### Bloque de texto
:::
Queridos hermanos y hermanas, ¡buenos días!

 

 

 

Hoy, primer domingo de Adviento, comienza un nuevo año litúrgico. En estas cuatro semanas de Adviento, la liturgia nos lleva a celebrar el nacimiento de Jesús, mientras nos recuerda que Él viene todos los días en nuestras vidas, y que regresará gloriosamente al final de los tiempos. Esta certeza nos lleva a mirar al futuro con confianza, como nos invita el profeta Isaías, que con su voz inspirada acompaña todo el camino del Adviento.
:::
### Datos para analizar
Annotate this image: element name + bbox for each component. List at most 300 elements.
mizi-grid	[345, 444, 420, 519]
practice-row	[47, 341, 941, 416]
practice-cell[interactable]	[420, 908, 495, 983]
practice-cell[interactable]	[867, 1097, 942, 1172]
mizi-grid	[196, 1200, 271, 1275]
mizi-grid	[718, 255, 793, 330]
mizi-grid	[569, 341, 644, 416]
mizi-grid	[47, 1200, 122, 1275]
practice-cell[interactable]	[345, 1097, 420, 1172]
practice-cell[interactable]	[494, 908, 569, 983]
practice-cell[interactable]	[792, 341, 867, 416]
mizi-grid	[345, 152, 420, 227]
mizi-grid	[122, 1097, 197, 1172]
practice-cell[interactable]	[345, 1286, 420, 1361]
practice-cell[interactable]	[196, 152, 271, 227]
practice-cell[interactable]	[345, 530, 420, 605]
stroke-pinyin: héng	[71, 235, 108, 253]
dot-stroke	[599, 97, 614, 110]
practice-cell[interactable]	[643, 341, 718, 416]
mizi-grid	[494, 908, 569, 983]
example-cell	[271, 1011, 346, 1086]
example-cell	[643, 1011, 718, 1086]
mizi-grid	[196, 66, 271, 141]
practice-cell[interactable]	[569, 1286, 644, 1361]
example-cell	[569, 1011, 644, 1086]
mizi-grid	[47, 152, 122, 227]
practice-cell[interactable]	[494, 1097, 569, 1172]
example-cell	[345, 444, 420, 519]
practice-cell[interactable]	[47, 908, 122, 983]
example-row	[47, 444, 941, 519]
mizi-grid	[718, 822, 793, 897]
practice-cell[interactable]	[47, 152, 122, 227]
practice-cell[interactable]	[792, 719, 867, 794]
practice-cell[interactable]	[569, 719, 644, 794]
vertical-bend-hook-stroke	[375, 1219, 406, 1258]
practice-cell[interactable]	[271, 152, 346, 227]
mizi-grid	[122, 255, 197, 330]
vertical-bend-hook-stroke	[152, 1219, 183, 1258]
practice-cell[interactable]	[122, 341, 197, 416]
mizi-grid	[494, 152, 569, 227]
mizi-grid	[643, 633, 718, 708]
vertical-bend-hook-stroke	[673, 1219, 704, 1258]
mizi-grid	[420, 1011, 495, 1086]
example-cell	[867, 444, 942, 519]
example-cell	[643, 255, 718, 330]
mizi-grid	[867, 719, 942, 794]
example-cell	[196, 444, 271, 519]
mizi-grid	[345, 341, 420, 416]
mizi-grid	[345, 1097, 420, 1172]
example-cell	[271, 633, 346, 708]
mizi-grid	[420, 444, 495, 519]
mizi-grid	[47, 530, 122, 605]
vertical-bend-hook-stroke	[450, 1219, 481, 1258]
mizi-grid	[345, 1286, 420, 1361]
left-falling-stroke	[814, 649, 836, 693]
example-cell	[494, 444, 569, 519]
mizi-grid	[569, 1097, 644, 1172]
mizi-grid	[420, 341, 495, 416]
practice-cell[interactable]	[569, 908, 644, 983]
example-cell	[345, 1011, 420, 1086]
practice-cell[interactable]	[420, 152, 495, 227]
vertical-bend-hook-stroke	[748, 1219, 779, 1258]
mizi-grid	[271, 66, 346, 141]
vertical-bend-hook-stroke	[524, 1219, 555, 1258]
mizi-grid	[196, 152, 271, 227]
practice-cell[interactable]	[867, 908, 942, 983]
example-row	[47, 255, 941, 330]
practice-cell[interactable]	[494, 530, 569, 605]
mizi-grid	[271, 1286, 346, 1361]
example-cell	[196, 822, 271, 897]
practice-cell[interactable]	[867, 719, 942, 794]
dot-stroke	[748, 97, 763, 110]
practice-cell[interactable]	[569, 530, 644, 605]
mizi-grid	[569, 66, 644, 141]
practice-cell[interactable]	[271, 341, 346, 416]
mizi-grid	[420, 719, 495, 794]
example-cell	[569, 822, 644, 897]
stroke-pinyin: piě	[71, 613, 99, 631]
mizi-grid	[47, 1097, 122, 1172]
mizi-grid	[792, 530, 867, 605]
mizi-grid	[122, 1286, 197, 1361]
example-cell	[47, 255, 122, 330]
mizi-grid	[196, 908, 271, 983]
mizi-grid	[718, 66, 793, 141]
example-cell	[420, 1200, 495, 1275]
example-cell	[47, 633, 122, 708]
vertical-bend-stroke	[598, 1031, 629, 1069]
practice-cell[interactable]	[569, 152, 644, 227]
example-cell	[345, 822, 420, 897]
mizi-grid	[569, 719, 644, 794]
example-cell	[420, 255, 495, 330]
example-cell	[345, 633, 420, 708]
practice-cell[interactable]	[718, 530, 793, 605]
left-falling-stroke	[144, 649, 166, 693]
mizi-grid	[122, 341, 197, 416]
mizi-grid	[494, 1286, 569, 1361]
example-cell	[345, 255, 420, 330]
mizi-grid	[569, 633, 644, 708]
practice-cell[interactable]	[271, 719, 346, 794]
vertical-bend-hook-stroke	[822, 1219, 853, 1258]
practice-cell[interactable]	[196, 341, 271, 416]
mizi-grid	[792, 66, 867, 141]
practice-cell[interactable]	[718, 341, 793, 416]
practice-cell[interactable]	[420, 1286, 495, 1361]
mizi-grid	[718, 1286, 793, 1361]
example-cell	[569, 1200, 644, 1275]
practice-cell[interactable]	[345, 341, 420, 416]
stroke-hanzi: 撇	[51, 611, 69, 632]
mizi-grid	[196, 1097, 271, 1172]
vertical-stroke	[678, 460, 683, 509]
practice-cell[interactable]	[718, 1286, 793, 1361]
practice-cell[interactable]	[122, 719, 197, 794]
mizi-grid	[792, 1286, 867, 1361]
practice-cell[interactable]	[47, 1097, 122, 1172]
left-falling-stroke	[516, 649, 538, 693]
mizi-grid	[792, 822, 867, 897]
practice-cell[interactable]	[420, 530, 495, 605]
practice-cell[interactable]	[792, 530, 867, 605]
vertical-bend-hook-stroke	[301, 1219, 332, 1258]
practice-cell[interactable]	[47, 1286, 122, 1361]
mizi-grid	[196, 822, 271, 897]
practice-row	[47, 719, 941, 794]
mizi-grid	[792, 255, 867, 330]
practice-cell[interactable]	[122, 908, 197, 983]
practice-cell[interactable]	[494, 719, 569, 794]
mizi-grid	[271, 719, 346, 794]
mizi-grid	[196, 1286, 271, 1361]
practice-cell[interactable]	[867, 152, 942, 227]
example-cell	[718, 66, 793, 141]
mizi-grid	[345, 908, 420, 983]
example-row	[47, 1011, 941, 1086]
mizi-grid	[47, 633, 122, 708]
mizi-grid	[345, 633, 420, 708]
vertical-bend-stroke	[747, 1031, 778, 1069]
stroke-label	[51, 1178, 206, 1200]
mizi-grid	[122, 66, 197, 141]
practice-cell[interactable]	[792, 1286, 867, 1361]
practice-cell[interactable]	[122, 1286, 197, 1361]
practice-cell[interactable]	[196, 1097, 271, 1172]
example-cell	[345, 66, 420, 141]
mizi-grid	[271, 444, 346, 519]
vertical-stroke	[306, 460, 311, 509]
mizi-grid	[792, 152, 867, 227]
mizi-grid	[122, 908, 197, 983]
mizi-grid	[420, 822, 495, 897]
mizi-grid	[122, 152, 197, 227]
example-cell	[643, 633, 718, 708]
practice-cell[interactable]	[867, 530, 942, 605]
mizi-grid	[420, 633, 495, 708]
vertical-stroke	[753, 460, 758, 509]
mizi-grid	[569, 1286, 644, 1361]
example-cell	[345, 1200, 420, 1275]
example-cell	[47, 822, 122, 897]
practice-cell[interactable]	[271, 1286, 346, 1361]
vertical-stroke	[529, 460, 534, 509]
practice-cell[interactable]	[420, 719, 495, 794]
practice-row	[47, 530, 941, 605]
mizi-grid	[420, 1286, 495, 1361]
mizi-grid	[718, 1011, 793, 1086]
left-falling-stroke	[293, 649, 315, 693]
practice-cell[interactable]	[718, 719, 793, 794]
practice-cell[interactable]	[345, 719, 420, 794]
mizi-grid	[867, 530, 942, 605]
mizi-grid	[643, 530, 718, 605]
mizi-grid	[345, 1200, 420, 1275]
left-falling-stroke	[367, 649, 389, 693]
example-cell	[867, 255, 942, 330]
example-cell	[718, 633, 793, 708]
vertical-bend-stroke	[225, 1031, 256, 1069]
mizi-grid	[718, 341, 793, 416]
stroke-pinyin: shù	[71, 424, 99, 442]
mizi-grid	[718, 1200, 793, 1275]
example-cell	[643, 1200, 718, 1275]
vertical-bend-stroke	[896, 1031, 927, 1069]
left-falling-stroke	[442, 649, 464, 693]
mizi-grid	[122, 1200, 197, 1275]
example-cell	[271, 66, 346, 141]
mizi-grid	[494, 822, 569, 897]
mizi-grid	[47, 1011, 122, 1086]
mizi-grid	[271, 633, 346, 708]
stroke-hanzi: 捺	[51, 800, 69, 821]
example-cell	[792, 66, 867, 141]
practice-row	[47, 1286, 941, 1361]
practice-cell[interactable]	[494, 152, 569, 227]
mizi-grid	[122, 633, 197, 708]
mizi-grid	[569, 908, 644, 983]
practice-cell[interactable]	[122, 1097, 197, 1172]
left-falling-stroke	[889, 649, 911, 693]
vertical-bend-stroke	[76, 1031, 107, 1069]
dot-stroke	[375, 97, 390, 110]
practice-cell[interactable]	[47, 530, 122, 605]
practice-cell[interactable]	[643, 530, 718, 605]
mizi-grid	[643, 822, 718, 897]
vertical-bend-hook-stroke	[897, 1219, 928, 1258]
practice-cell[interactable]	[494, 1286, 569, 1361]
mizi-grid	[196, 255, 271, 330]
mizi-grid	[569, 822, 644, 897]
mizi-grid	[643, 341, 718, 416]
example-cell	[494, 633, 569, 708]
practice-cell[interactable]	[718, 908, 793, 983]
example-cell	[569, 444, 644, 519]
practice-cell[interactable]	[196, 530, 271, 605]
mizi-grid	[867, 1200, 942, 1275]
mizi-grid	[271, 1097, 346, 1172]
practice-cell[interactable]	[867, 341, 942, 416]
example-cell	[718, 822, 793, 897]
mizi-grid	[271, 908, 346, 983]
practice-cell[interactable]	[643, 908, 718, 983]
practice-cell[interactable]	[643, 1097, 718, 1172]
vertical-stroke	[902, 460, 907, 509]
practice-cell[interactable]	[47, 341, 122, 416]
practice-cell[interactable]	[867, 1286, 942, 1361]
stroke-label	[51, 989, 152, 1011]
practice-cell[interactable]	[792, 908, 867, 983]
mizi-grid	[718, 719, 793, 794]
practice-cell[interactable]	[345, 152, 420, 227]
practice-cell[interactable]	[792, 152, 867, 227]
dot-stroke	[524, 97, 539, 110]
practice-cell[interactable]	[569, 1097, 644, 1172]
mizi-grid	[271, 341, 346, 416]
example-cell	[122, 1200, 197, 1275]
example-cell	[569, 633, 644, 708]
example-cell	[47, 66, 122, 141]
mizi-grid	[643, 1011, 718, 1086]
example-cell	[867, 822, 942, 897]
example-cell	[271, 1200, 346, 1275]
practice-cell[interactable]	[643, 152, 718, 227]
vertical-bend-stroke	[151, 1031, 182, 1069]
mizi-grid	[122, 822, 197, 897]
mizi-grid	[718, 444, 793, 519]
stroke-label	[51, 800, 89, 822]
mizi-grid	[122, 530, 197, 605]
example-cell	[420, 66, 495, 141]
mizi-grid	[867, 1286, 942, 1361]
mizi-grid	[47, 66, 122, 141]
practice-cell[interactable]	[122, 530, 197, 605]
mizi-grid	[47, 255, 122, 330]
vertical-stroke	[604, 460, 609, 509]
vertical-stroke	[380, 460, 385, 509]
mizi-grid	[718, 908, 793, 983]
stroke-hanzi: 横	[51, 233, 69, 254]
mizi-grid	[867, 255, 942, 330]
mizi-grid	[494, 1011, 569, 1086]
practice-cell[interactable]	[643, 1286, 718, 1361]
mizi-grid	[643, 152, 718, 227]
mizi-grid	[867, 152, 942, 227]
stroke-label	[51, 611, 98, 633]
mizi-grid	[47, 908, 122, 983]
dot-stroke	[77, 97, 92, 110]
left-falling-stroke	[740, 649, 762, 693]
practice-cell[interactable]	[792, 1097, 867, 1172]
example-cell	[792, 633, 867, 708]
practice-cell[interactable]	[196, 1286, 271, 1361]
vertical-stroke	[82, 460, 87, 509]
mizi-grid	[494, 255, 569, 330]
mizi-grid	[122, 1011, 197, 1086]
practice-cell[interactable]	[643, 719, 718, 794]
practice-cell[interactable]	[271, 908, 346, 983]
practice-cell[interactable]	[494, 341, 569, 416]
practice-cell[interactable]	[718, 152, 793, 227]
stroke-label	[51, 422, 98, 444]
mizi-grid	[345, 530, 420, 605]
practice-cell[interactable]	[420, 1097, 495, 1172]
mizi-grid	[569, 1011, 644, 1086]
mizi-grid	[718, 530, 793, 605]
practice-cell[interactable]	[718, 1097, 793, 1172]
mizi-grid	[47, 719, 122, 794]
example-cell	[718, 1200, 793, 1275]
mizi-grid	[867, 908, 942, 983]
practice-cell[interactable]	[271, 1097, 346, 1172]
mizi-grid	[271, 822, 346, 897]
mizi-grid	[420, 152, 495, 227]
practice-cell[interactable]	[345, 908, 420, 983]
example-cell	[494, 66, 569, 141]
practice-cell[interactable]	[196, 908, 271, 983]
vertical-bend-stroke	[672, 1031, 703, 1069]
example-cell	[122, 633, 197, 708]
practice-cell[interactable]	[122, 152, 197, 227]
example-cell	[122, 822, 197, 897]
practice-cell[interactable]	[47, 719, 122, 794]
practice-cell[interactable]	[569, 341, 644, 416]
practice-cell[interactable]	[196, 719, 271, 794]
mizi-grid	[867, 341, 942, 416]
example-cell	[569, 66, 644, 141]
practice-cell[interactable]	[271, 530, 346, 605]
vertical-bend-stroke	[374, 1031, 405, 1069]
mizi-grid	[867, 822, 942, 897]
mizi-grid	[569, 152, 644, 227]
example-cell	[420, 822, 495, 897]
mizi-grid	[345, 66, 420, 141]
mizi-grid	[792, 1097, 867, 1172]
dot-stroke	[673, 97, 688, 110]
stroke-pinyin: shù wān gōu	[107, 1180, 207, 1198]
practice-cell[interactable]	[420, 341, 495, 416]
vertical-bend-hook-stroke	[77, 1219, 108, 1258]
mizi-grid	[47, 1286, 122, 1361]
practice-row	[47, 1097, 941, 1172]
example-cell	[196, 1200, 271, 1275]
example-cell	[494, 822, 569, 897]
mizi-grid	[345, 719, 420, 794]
:::
### Tareas por realizar
1. Transcribe del texto sobre el Adviento el fragmento que empieza con las palabras que contienen "Queridos hermanos y" y termina con "camino del Adviento.".
2. Indica si cada afirmación concuerda con el texto sobre el Adviento. Responde sí o no y cita las palabras exactas del texto que lo deciden.
(a) El primer domingo de Adviento comienza un nuevo año litúrgico.
(b) El Adviento dura seis semanas.
(c) El profeta Isaías acompaña todo el camino del Adviento.

### Soluciones del ejercicio
1.
Queridos hermanos y hermanas, ¡buenos días!

 

 

 

Hoy, primer domingo de Adviento, comienza un nuevo año litúrgico. En estas cuatro semanas de Adviento, la liturgia nos lleva a celebrar el nacimiento de Jesús, mientras nos recuerda que Él viene todos los días en nuestras vidas, y que regresará gloriosamente al final de los tiempos. Esta certeza nos lleva a mirar al futuro con confianza, como nos invita el profeta Isaías, que con su voz inspirada acompaña todo el camino del Adviento.

2.
(a) Sí: "Hoy, primer domingo de Adviento, comienza un nuevo año litúrgico."
(b) No: "En estas cuatro semanas de Adviento".
(c) Sí: "que con su voz inspirada acompaña todo el camino del Adviento".